--- TASK INPUTS ---

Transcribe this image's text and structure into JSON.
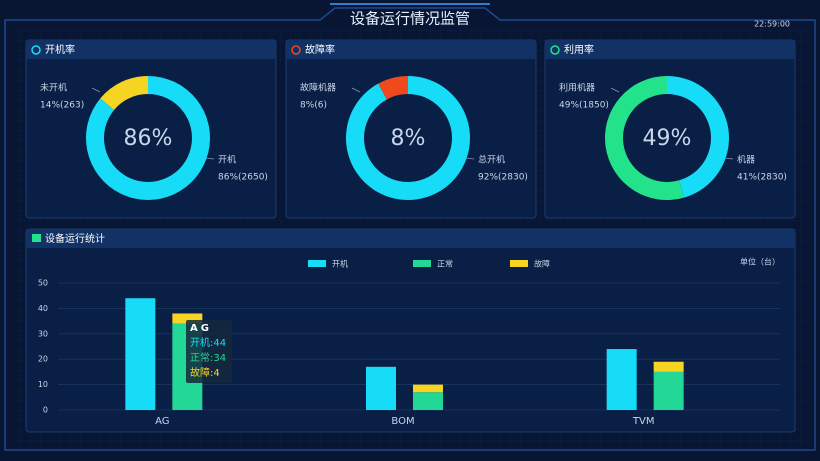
{
  "header": {
    "title": "设备运行情况监管",
    "time": "22:59:00"
  },
  "chart_data": [
    {
      "type": "donut",
      "title": "开机率",
      "center_text": "86%",
      "categories": [
        "未开机",
        "开机"
      ],
      "values": [
        14,
        86
      ],
      "value_labels": [
        "14%(263)",
        "86%(2650)"
      ],
      "colors": [
        "#f5d422",
        "#17dcf7"
      ],
      "icon_color": "#17dcf7"
    },
    {
      "type": "donut",
      "title": "故障率",
      "center_text": "8%",
      "categories": [
        "故障机器",
        "总开机"
      ],
      "values": [
        8,
        92
      ],
      "value_labels": [
        "8%(6)",
        "92%(2830)"
      ],
      "colors": [
        "#f04a1c",
        "#17dcf7"
      ],
      "icon_color": "#f04a1c"
    },
    {
      "type": "donut",
      "title": "利用率",
      "center_text": "49%",
      "categories": [
        "利用机器",
        "机器"
      ],
      "values": [
        49,
        41
      ],
      "value_labels": [
        "49%(1850)",
        "41%(2830)"
      ],
      "colors": [
        "#23e38a",
        "#17dcf7"
      ],
      "icon_color": "#23e38a"
    },
    {
      "type": "bar",
      "title": "设备运行统计",
      "unit": "单位（台）",
      "categories": [
        "AG",
        "BOM",
        "TVM"
      ],
      "series": [
        {
          "name": "开机",
          "color": "#17dcf7",
          "values": [
            44,
            17,
            24
          ]
        },
        {
          "name": "正常",
          "color": "#23d796",
          "values": [
            34,
            7,
            15
          ]
        },
        {
          "name": "故障",
          "color": "#f5d422",
          "values": [
            4,
            3,
            4
          ]
        }
      ],
      "ylim": [
        0,
        50
      ],
      "yticks": [
        0,
        10,
        20,
        30,
        40,
        50
      ],
      "grid": true
    }
  ]
}
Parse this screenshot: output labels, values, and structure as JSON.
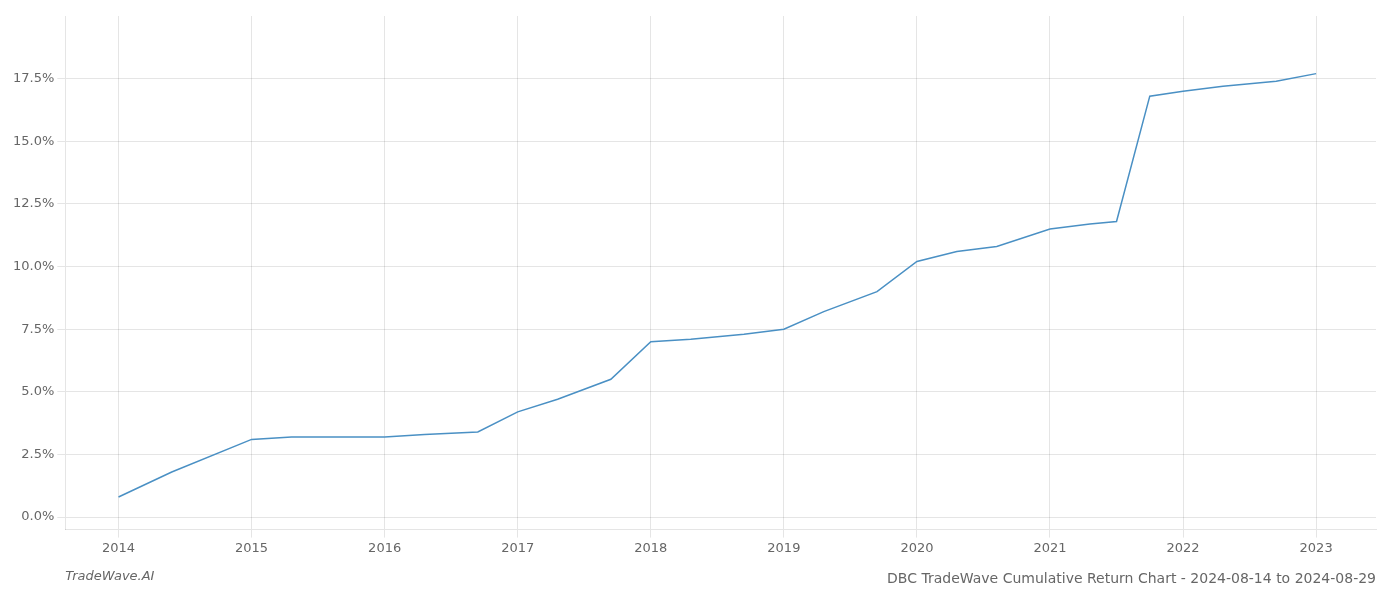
{
  "chart_data": {
    "type": "line",
    "title": "DBC TradeWave Cumulative Return Chart - 2024-08-14 to 2024-08-29",
    "annotations": [
      "TradeWave.AI"
    ],
    "x": [
      2014.0,
      2014.4,
      2015.0,
      2015.3,
      2016.0,
      2016.3,
      2016.7,
      2017.0,
      2017.3,
      2017.7,
      2018.0,
      2018.3,
      2018.7,
      2019.0,
      2019.3,
      2019.7,
      2020.0,
      2020.3,
      2020.6,
      2021.0,
      2021.3,
      2021.5,
      2021.75,
      2022.0,
      2022.3,
      2022.7,
      2023.0
    ],
    "values": [
      0.008,
      0.018,
      0.031,
      0.032,
      0.032,
      0.033,
      0.034,
      0.042,
      0.047,
      0.055,
      0.07,
      0.071,
      0.073,
      0.075,
      0.082,
      0.09,
      0.102,
      0.106,
      0.108,
      0.115,
      0.117,
      0.118,
      0.168,
      0.17,
      0.172,
      0.174,
      0.177
    ],
    "color": "#4a90c4",
    "xlim": [
      2013.6,
      2023.45
    ],
    "xticks": [
      2014,
      2015,
      2016,
      2017,
      2018,
      2019,
      2020,
      2021,
      2022,
      2023
    ],
    "ylim": [
      -0.005,
      0.2
    ],
    "yticks": [
      {
        "value": 0.0,
        "label": "0.0%"
      },
      {
        "value": 0.025,
        "label": "2.5%"
      },
      {
        "value": 0.05,
        "label": "5.0%"
      },
      {
        "value": 0.075,
        "label": "7.5%"
      },
      {
        "value": 0.1,
        "label": "10.0%"
      },
      {
        "value": 0.125,
        "label": "12.5%"
      },
      {
        "value": 0.15,
        "label": "15.0%"
      },
      {
        "value": 0.175,
        "label": "17.5%"
      }
    ],
    "grid": true
  }
}
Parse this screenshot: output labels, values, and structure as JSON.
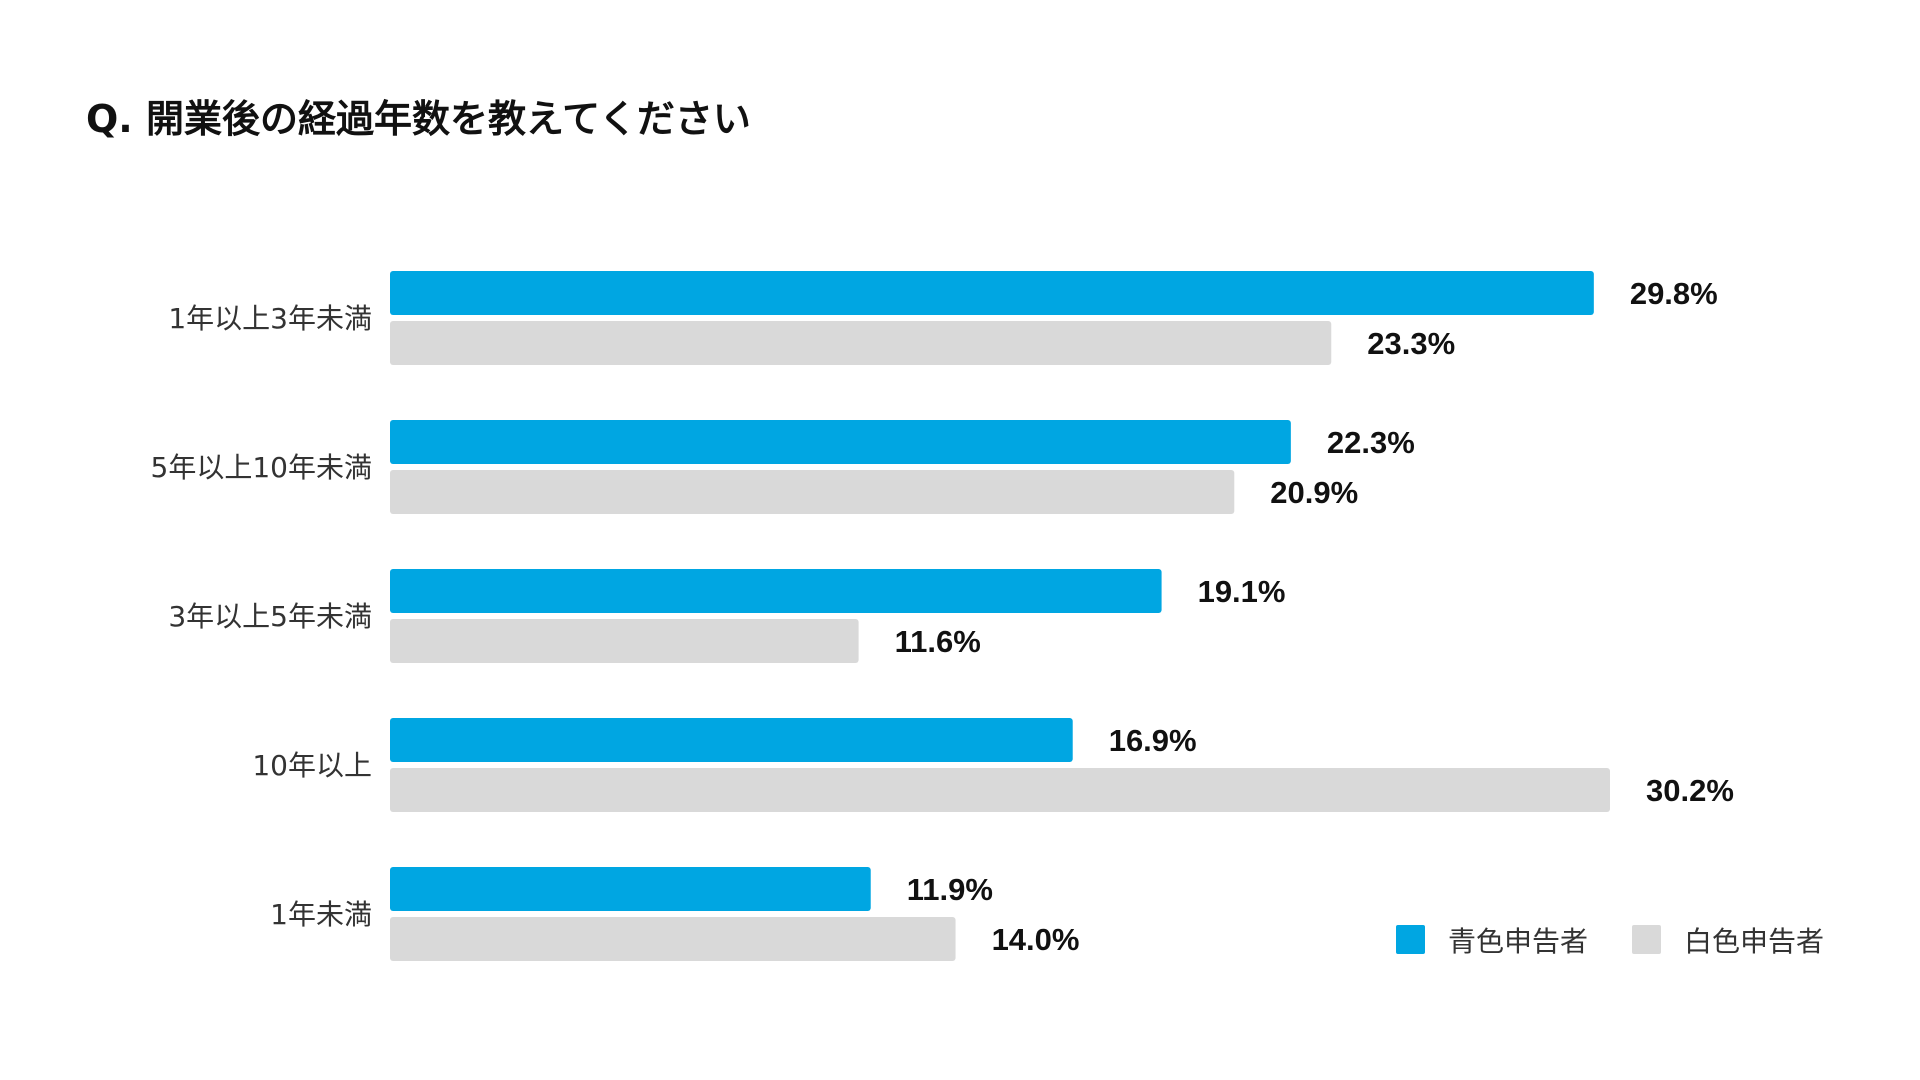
{
  "chart_data": {
    "type": "bar",
    "orientation": "horizontal",
    "title": "Q. 開業後の経過年数を教えてください",
    "xlabel": "",
    "ylabel": "",
    "xlim": [
      0,
      30.2
    ],
    "grid": false,
    "categories": [
      "1年以上3年未満",
      "5年以上10年未満",
      "3年以上5年未満",
      "10年以上",
      "1年未満"
    ],
    "series": [
      {
        "name": "青色申告者",
        "color": "#00A6E2",
        "values": [
          29.8,
          22.3,
          19.1,
          16.9,
          11.9
        ],
        "labels": [
          "29.8%",
          "22.3%",
          "19.1%",
          "16.9%",
          "11.9%"
        ]
      },
      {
        "name": "白色申告者",
        "color": "#D9D9D9",
        "values": [
          23.3,
          20.9,
          11.6,
          30.2,
          14.0
        ],
        "labels": [
          "23.3%",
          "20.9%",
          "11.6%",
          "30.2%",
          "14.0%"
        ]
      }
    ],
    "legend_position": "bottom-right"
  }
}
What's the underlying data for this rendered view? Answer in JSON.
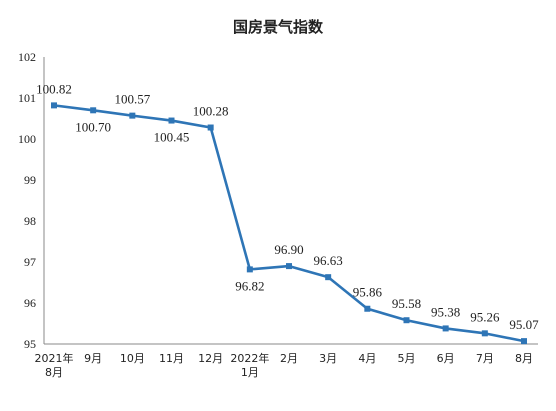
{
  "chart_data": {
    "type": "line",
    "title": "国房景气指数",
    "xlabel": "",
    "ylabel": "",
    "ylim": [
      95,
      102
    ],
    "yticks": [
      95,
      96,
      97,
      98,
      99,
      100,
      101,
      102
    ],
    "categories": [
      [
        "2021年",
        "8月"
      ],
      [
        "9月"
      ],
      [
        "10月"
      ],
      [
        "11月"
      ],
      [
        "12月"
      ],
      [
        "2022年",
        "1月"
      ],
      [
        "2月"
      ],
      [
        "3月"
      ],
      [
        "4月"
      ],
      [
        "5月"
      ],
      [
        "6月"
      ],
      [
        "7月"
      ],
      [
        "8月"
      ]
    ],
    "series": [
      {
        "values": [
          100.82,
          100.7,
          100.57,
          100.45,
          100.28,
          96.82,
          96.9,
          96.63,
          95.86,
          95.58,
          95.38,
          95.26,
          95.07
        ],
        "labels": [
          "100.82",
          "100.70",
          "100.57",
          "100.45",
          "100.28",
          "96.82",
          "96.90",
          "96.63",
          "95.86",
          "95.58",
          "95.38",
          "95.26",
          "95.07"
        ]
      }
    ],
    "colors": {
      "line": "#2E75B6",
      "axis": "#888888"
    },
    "grid": false,
    "legend": "none"
  }
}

---

Search the material above for "TradeWave". Pull out each line where it shows up.

    "title": "DBC TradeWave Cumulative Return Chart - 2024-08-14 to 2024-08-29",
      "TradeWave.AI"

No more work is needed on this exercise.